Start of Dataset excerpts
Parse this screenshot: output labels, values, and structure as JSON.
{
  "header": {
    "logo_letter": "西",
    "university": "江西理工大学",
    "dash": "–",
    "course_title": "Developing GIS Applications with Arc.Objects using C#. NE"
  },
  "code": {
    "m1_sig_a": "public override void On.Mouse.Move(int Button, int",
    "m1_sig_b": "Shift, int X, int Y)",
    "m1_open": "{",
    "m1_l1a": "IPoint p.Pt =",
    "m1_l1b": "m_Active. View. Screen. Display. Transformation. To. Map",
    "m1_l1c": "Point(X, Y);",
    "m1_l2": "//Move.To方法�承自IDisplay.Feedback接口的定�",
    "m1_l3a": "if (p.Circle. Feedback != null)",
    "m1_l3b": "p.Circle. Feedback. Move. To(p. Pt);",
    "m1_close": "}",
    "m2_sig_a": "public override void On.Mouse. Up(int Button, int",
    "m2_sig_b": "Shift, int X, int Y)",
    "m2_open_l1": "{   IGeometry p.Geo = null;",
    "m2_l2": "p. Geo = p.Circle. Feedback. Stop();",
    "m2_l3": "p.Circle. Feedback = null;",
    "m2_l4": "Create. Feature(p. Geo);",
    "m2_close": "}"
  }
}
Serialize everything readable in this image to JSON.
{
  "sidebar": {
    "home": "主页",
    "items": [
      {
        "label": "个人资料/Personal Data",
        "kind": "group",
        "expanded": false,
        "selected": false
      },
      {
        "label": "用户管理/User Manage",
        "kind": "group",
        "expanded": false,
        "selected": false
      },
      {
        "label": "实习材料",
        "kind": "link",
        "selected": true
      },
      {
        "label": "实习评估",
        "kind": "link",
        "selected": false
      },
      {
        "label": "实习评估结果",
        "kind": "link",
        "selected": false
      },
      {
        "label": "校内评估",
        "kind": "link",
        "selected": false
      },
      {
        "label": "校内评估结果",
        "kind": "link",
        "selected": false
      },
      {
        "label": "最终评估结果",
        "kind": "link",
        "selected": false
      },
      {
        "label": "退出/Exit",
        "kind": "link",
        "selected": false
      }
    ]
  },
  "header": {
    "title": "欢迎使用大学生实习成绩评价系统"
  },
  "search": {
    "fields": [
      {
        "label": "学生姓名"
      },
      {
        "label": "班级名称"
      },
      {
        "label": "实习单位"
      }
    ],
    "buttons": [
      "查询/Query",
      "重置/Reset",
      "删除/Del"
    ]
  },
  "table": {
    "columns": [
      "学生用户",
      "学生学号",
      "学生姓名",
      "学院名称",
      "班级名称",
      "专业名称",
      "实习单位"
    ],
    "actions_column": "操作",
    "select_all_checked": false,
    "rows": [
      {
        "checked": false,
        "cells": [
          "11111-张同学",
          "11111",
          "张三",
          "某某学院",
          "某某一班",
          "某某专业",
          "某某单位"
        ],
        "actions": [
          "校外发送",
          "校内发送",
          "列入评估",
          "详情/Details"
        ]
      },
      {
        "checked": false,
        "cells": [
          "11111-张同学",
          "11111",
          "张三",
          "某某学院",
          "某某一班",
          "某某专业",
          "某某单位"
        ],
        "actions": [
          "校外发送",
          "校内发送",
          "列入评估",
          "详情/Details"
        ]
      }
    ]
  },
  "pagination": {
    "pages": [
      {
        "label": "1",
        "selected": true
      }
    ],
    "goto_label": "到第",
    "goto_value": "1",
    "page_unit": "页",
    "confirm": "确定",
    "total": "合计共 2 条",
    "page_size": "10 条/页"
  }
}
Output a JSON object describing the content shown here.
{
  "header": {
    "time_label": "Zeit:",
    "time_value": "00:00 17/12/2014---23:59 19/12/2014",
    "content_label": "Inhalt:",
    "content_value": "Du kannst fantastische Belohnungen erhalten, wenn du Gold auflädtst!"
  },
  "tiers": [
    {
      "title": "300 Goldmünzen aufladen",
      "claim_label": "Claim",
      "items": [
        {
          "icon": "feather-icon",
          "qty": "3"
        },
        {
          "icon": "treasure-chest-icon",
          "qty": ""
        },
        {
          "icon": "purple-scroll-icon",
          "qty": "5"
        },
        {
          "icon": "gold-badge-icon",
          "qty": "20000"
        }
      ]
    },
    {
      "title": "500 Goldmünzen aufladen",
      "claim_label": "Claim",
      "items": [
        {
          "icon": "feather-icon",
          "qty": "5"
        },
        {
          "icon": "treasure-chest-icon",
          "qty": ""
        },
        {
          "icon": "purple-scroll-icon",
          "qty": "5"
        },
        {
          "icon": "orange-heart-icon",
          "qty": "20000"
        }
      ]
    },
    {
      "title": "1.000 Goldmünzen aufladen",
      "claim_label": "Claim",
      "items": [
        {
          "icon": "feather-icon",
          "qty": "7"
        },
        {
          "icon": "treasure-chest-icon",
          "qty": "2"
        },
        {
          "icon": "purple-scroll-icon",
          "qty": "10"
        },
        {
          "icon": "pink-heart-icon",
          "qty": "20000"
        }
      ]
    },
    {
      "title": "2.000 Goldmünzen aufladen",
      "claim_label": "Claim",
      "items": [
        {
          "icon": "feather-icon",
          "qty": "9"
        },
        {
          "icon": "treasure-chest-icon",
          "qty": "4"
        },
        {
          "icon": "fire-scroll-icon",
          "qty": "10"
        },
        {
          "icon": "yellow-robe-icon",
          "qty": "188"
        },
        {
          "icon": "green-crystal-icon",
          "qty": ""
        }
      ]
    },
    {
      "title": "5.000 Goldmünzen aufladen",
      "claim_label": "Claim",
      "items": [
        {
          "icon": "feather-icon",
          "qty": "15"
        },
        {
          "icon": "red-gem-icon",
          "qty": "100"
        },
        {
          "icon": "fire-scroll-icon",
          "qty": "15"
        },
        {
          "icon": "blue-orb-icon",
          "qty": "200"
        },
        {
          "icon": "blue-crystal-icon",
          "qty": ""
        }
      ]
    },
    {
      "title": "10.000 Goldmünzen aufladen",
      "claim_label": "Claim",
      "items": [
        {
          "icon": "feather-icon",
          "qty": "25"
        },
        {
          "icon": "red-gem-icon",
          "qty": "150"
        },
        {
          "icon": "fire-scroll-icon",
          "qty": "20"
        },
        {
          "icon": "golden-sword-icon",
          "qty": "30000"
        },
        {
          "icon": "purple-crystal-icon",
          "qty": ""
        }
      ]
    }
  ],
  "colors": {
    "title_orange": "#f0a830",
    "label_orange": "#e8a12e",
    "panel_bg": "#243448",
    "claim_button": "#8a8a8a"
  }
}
End of Dataset excerpts
*Task directions:* Repeat the data precisely, line by line.

*Solved exercise:*
Parse this screenshot: output labels, values, and structure as JSON.
{
  "header": {
    "logo_letter": "西",
    "university": "江西理工大学",
    "dash": "–",
    "course_title": "Developing GIS Applications with Arc.Objects using C#. NE"
  },
  "code": {
    "m1_sig_a": "public override void On.Mouse.Move(int Button, int",
    "m1_sig_b": "Shift, int X, int Y)",
    "m1_open": "{",
    "m1_l1a": "IPoint p.Pt =",
    "m1_l1b": "m_Active. View. Screen. Display. Transformation. To. Map",
    "m1_l1c": "Point(X, Y);",
    "m1_l2": "//Move.To方法�承自IDisplay.Feedback接口的定�",
    "m1_l3a": "if (p.Circle. Feedback != null)",
    "m1_l3b": "p.Circle. Feedback. Move. To(p. Pt);",
    "m1_close": "}",
    "m2_sig_a": "public override void On.Mouse. Up(int Button, int",
    "m2_sig_b": "Shift, int X, int Y)",
    "m2_open_l1": "{   IGeometry p.Geo = null;",
    "m2_l2": "p. Geo = p.Circle. Feedback. Stop();",
    "m2_l3": "p.Circle. Feedback = null;",
    "m2_l4": "Create. Feature(p. Geo);",
    "m2_close": "}"
  }
}
Serialize everything readable in this image to JSON.
{
  "sidebar": {
    "home": "主页",
    "items": [
      {
        "label": "个人资料/Personal Data",
        "kind": "group",
        "expanded": false,
        "selected": false
      },
      {
        "label": "用户管理/User Manage",
        "kind": "group",
        "expanded": false,
        "selected": false
      },
      {
        "label": "实习材料",
        "kind": "link",
        "selected": true
      },
      {
        "label": "实习评估",
        "kind": "link",
        "selected": false
      },
      {
        "label": "实习评估结果",
        "kind": "link",
        "selected": false
      },
      {
        "label": "校内评估",
        "kind": "link",
        "selected": false
      },
      {
        "label": "校内评估结果",
        "kind": "link",
        "selected": false
      },
      {
        "label": "最终评估结果",
        "kind": "link",
        "selected": false
      },
      {
        "label": "退出/Exit",
        "kind": "link",
        "selected": false
      }
    ]
  },
  "header": {
    "title": "欢迎使用大学生实习成绩评价系统"
  },
  "search": {
    "fields": [
      {
        "label": "学生姓名"
      },
      {
        "label": "班级名称"
      },
      {
        "label": "实习单位"
      }
    ],
    "buttons": [
      "查询/Query",
      "重置/Reset",
      "删除/Del"
    ]
  },
  "table": {
    "columns": [
      "学生用户",
      "学生学号",
      "学生姓名",
      "学院名称",
      "班级名称",
      "专业名称",
      "实习单位"
    ],
    "actions_column": "操作",
    "select_all_checked": false,
    "rows": [
      {
        "checked": false,
        "cells": [
          "11111-张同学",
          "11111",
          "张三",
          "某某学院",
          "某某一班",
          "某某专业",
          "某某单位"
        ],
        "actions": [
          "校外发送",
          "校内发送",
          "列入评估",
          "详情/Details"
        ]
      },
      {
        "checked": false,
        "cells": [
          "11111-张同学",
          "11111",
          "张三",
          "某某学院",
          "某某一班",
          "某某专业",
          "某某单位"
        ],
        "actions": [
          "校外发送",
          "校内发送",
          "列入评估",
          "详情/Details"
        ]
      }
    ]
  },
  "pagination": {
    "pages": [
      {
        "label": "1",
        "selected": true
      }
    ],
    "goto_label": "到第",
    "goto_value": "1",
    "page_unit": "页",
    "confirm": "确定",
    "total": "合计共 2 条",
    "page_size": "10 条/页"
  }
}
Output a JSON object describing the content shown here.
{
  "header": {
    "time_label": "Zeit:",
    "time_value": "00:00 17/12/2014---23:59 19/12/2014",
    "content_label": "Inhalt:",
    "content_value": "Du kannst fantastische Belohnungen erhalten, wenn du Gold auflädtst!"
  },
  "tiers": [
    {
      "title": "300 Goldmünzen aufladen",
      "claim_label": "Claim",
      "items": [
        {
          "icon": "feather-icon",
          "qty": "3"
        },
        {
          "icon": "treasure-chest-icon",
          "qty": ""
        },
        {
          "icon": "purple-scroll-icon",
          "qty": "5"
        },
        {
          "icon": "gold-badge-icon",
          "qty": "20000"
        }
      ]
    },
    {
      "title": "500 Goldmünzen aufladen",
      "claim_label": "Claim",
      "items": [
        {
          "icon": "feather-icon",
          "qty": "5"
        },
        {
          "icon": "treasure-chest-icon",
          "qty": ""
        },
        {
          "icon": "purple-scroll-icon",
          "qty": "5"
        },
        {
          "icon": "orange-heart-icon",
          "qty": "20000"
        }
      ]
    },
    {
      "title": "1.000 Goldmünzen aufladen",
      "claim_label": "Claim",
      "items": [
        {
          "icon": "feather-icon",
          "qty": "7"
        },
        {
          "icon": "treasure-chest-icon",
          "qty": "2"
        },
        {
          "icon": "purple-scroll-icon",
          "qty": "10"
        },
        {
          "icon": "pink-heart-icon",
          "qty": "20000"
        }
      ]
    },
    {
      "title": "2.000 Goldmünzen aufladen",
      "claim_label": "Claim",
      "items": [
        {
          "icon": "feather-icon",
          "qty": "9"
        },
        {
          "icon": "treasure-chest-icon",
          "qty": "4"
        },
        {
          "icon": "fire-scroll-icon",
          "qty": "10"
        },
        {
          "icon": "yellow-robe-icon",
          "qty": "188"
        },
        {
          "icon": "green-crystal-icon",
          "qty": ""
        }
      ]
    },
    {
      "title": "5.000 Goldmünzen aufladen",
      "claim_label": "Claim",
      "items": [
        {
          "icon": "feather-icon",
          "qty": "15"
        },
        {
          "icon": "red-gem-icon",
          "qty": "100"
        },
        {
          "icon": "fire-scroll-icon",
          "qty": "15"
        },
        {
          "icon": "blue-orb-icon",
          "qty": "200"
        },
        {
          "icon": "blue-crystal-icon",
          "qty": ""
        }
      ]
    },
    {
      "title": "10.000 Goldmünzen aufladen",
      "claim_label": "Claim",
      "items": [
        {
          "icon": "feather-icon",
          "qty": "25"
        },
        {
          "icon": "red-gem-icon",
          "qty": "150"
        },
        {
          "icon": "fire-scroll-icon",
          "qty": "20"
        },
        {
          "icon": "golden-sword-icon",
          "qty": "30000"
        },
        {
          "icon": "purple-crystal-icon",
          "qty": ""
        }
      ]
    }
  ],
  "colors": {
    "title_orange": "#f0a830",
    "label_orange": "#e8a12e",
    "panel_bg": "#243448",
    "claim_button": "#8a8a8a"
  }
}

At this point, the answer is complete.